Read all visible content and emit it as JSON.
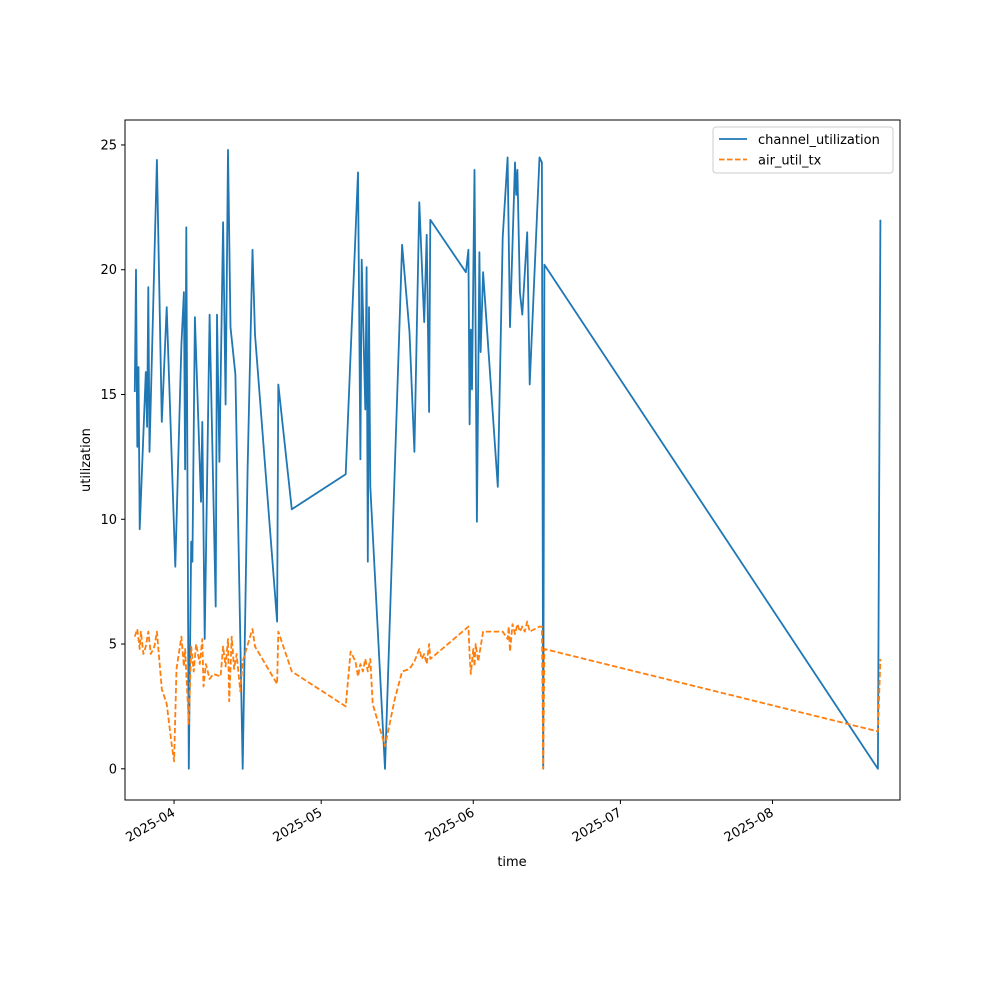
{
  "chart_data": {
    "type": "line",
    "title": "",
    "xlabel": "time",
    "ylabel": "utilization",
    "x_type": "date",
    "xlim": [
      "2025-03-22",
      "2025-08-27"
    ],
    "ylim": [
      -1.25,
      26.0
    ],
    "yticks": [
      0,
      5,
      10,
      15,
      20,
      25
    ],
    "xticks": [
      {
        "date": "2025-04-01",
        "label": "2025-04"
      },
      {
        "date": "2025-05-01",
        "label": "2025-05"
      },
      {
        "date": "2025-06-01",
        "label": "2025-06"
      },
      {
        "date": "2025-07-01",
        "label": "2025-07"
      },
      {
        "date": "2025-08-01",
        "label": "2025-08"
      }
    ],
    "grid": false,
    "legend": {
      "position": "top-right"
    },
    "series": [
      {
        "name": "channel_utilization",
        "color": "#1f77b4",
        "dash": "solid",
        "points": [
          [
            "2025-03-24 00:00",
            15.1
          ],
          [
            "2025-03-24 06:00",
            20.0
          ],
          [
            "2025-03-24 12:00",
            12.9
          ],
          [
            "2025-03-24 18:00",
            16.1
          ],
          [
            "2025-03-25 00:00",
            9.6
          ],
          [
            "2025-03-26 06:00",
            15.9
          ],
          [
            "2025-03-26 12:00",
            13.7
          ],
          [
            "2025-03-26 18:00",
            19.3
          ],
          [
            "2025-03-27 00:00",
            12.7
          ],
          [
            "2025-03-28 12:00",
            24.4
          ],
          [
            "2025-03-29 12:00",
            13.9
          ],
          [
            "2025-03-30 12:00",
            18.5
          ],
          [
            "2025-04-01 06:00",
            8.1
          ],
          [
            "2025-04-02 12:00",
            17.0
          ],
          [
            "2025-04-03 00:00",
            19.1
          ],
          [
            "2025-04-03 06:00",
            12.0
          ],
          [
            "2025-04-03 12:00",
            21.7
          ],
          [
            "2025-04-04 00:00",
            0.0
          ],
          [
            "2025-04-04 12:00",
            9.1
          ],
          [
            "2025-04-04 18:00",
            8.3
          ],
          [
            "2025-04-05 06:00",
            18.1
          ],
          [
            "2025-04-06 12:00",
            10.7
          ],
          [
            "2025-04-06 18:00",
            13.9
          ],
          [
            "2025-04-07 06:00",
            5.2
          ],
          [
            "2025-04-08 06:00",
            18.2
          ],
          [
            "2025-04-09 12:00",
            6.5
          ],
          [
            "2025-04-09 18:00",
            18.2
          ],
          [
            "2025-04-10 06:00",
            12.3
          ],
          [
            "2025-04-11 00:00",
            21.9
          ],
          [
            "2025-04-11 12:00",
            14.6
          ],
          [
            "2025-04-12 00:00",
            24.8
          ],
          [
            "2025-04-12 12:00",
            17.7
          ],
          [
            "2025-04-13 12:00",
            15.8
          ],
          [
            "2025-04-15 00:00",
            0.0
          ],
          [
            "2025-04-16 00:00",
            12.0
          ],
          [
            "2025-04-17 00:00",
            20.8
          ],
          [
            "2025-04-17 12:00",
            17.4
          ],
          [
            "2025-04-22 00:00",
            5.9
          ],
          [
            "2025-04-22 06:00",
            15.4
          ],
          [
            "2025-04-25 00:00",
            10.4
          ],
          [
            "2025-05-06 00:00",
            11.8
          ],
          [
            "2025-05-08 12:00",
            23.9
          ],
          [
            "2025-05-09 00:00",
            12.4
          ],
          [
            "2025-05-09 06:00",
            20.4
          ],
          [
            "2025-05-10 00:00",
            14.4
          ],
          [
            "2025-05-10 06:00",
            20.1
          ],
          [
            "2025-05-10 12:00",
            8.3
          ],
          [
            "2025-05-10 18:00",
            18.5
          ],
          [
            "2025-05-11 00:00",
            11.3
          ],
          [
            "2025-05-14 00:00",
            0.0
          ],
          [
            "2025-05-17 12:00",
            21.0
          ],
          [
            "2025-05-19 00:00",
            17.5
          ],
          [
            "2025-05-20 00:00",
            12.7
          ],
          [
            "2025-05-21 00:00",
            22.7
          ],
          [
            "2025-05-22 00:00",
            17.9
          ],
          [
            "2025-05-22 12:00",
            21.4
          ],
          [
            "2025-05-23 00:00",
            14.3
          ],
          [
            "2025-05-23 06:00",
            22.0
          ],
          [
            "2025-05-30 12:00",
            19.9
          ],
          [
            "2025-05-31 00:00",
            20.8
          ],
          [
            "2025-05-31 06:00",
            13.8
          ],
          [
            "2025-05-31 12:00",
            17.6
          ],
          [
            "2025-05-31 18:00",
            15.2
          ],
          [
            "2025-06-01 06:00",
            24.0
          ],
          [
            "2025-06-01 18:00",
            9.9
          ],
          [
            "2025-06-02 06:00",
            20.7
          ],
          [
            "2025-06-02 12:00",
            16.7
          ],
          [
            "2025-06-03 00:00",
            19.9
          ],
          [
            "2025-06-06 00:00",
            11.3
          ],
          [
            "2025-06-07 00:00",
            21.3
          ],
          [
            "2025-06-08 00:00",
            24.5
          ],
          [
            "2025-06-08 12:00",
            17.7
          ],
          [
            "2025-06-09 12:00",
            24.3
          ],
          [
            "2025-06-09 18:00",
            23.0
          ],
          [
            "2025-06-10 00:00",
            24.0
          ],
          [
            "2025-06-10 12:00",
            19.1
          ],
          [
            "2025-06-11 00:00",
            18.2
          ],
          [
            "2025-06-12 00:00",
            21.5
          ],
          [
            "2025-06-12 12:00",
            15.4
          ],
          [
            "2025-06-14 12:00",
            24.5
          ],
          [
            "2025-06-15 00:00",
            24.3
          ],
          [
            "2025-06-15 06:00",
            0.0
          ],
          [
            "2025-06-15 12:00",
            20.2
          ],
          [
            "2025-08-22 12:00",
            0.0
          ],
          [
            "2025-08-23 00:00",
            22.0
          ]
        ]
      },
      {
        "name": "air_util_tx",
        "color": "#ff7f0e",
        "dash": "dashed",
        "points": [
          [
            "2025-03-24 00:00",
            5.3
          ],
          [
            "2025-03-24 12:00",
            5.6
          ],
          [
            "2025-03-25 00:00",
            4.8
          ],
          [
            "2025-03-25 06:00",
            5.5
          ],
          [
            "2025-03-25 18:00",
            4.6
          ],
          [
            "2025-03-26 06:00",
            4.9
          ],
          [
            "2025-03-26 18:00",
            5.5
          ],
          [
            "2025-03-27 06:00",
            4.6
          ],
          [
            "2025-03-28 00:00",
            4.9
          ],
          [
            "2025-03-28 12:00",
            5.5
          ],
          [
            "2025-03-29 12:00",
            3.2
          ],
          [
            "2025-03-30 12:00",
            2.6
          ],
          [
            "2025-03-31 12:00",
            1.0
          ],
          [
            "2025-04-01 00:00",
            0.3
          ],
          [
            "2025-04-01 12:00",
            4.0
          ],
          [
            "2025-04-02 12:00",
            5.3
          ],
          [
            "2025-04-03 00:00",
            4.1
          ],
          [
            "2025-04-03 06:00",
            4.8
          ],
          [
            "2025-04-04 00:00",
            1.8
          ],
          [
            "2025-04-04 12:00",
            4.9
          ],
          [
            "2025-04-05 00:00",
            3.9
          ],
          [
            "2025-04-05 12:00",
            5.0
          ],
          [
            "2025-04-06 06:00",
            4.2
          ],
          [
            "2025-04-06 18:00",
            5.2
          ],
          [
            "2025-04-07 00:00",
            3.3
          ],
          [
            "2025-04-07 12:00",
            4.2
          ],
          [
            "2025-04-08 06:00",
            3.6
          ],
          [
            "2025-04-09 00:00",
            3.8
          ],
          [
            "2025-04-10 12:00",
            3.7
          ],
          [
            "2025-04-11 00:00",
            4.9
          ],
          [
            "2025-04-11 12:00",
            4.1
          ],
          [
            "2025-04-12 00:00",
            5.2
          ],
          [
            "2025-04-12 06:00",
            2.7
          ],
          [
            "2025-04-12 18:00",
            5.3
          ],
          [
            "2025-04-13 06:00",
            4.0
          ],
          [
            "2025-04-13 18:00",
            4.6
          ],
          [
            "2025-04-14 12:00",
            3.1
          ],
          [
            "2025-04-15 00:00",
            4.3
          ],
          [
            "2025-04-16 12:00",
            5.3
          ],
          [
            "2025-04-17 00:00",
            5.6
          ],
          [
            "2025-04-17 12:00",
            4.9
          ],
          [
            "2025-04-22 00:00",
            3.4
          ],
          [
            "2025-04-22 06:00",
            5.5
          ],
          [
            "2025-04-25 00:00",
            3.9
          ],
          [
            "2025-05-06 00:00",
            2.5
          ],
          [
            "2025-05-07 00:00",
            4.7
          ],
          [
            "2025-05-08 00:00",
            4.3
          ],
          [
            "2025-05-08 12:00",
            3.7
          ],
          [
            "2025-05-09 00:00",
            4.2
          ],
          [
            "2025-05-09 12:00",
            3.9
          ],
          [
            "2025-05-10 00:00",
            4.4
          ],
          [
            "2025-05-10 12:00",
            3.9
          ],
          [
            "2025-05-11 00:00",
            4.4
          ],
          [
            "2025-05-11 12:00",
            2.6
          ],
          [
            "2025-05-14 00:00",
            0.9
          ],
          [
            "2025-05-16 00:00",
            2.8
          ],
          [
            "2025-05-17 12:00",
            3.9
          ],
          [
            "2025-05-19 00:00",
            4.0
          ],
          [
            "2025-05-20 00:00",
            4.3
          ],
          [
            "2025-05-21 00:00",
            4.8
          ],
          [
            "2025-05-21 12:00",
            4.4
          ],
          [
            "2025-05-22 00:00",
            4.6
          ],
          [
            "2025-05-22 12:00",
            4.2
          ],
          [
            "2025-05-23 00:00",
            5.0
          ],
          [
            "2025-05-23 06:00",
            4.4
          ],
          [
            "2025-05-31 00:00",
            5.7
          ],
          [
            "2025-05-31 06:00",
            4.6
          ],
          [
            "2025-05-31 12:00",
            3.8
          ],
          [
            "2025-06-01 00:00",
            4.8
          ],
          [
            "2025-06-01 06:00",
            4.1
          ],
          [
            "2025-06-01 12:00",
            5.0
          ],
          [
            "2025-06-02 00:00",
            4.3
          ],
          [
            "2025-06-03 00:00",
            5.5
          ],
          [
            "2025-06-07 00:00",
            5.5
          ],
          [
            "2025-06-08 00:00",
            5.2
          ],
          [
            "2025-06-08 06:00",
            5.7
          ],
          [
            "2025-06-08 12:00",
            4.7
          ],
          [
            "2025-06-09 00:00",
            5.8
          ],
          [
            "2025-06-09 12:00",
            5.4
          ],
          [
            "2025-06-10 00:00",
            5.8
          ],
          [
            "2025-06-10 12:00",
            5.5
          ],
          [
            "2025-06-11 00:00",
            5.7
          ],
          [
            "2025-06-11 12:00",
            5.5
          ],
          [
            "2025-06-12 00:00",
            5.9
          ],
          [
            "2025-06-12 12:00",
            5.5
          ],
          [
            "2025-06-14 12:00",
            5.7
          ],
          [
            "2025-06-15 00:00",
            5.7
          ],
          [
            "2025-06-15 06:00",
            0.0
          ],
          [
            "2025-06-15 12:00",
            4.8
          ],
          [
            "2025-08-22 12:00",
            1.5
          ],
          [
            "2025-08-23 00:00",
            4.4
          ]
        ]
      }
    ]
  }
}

= WHAT THE TASK REQUIRES =
Copy all lines of the listing above that contain the string "date".

= FINAL ANSWER =
    "x_type": "date",
        "date": "2025-04-01",
        "date": "2025-05-01",
        "date": "2025-06-01",
        "date": "2025-07-01",
        "date": "2025-08-01",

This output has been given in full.